** start Data shown **

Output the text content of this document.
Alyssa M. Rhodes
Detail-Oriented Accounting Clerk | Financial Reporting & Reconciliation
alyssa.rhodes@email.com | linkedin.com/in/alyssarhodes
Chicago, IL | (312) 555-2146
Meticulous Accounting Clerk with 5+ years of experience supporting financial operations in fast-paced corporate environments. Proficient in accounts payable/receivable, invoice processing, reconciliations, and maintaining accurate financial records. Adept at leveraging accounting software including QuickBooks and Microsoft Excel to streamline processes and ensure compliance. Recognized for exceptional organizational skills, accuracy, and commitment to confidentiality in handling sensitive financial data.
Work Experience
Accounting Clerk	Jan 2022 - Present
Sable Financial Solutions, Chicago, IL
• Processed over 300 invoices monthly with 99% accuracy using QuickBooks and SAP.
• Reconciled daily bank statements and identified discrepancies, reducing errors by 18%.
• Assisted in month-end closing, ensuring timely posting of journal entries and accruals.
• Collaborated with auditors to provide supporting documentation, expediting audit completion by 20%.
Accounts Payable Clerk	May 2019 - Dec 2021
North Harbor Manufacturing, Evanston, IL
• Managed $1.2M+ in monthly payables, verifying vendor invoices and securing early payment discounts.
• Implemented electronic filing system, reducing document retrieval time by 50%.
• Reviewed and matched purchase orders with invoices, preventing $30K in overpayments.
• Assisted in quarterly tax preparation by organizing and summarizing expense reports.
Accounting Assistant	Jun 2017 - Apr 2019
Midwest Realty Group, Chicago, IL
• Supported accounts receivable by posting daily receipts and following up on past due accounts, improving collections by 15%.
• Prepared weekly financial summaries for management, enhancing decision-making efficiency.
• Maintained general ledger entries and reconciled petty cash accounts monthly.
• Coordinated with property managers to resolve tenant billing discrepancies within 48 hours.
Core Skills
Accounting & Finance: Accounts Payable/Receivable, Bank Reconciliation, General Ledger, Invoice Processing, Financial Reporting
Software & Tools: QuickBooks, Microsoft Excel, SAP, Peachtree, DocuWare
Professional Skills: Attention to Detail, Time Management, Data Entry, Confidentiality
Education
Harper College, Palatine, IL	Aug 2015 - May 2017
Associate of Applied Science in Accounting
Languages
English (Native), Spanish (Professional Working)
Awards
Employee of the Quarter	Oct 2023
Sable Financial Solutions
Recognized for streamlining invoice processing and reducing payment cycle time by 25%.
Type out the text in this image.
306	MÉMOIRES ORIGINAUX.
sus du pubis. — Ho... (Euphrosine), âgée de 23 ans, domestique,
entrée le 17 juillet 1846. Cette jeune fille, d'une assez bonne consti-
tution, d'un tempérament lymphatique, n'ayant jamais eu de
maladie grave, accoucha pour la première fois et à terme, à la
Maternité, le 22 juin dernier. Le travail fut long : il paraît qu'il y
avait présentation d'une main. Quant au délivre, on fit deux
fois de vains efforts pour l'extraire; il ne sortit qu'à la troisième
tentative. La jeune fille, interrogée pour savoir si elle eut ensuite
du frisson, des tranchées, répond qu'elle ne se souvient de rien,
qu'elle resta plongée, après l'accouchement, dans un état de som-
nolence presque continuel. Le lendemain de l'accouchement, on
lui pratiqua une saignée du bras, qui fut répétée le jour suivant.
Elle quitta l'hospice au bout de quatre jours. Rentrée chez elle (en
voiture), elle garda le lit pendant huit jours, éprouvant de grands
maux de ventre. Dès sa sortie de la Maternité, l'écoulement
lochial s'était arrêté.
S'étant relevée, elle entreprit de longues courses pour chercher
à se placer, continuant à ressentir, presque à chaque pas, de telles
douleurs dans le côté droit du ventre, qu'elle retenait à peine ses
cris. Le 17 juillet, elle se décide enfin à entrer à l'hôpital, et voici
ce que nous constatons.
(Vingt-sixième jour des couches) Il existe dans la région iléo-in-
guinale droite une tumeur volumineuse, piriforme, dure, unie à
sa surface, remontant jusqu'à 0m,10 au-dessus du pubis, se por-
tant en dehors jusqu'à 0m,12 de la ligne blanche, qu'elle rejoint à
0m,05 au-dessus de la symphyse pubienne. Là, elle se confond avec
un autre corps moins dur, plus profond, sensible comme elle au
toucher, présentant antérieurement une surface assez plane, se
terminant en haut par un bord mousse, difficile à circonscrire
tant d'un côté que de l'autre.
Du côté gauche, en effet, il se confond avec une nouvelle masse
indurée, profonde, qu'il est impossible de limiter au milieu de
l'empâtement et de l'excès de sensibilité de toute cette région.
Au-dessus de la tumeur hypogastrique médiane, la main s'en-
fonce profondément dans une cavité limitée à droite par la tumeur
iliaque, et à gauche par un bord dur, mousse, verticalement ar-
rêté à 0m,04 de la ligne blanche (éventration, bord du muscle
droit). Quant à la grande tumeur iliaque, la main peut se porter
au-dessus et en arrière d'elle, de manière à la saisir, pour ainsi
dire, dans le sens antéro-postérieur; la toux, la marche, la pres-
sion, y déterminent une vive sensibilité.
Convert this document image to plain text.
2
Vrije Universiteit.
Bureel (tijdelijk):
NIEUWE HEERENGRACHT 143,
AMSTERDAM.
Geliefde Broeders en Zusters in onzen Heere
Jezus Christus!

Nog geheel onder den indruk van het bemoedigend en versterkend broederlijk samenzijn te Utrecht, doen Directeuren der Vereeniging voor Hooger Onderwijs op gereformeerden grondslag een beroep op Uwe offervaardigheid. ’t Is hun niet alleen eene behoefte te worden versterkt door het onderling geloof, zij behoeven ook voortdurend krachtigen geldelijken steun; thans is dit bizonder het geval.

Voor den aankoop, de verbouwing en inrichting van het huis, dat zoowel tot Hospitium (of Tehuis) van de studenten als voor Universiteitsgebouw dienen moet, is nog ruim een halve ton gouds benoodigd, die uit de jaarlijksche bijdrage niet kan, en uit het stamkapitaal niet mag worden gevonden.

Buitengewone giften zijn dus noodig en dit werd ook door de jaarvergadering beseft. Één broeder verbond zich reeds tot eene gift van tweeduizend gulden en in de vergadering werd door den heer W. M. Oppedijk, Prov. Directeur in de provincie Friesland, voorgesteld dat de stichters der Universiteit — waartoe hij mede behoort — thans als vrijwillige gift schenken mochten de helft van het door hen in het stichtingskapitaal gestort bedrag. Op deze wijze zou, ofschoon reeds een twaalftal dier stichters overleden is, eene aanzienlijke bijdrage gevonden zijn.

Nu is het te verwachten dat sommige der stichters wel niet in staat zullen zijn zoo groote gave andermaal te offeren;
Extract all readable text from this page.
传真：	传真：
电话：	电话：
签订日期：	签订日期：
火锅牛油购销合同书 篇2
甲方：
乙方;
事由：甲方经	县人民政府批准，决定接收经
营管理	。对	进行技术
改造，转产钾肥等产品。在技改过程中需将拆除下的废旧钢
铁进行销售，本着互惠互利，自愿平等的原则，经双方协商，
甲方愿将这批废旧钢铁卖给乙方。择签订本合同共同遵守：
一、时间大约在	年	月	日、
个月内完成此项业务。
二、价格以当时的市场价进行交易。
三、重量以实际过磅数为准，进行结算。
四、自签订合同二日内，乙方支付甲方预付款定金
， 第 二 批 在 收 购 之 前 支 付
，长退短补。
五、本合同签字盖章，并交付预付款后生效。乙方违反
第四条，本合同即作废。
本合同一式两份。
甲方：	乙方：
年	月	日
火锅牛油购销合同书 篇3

** end Data shown **

What to produce
Copy, from the material, each line that holds the string "assez".

Finished exercise
entrée le 17 juillet 1846. Cette jeune fille, d'une assez bonne consti-
toucher, présentant antérieurement une surface assez plane, se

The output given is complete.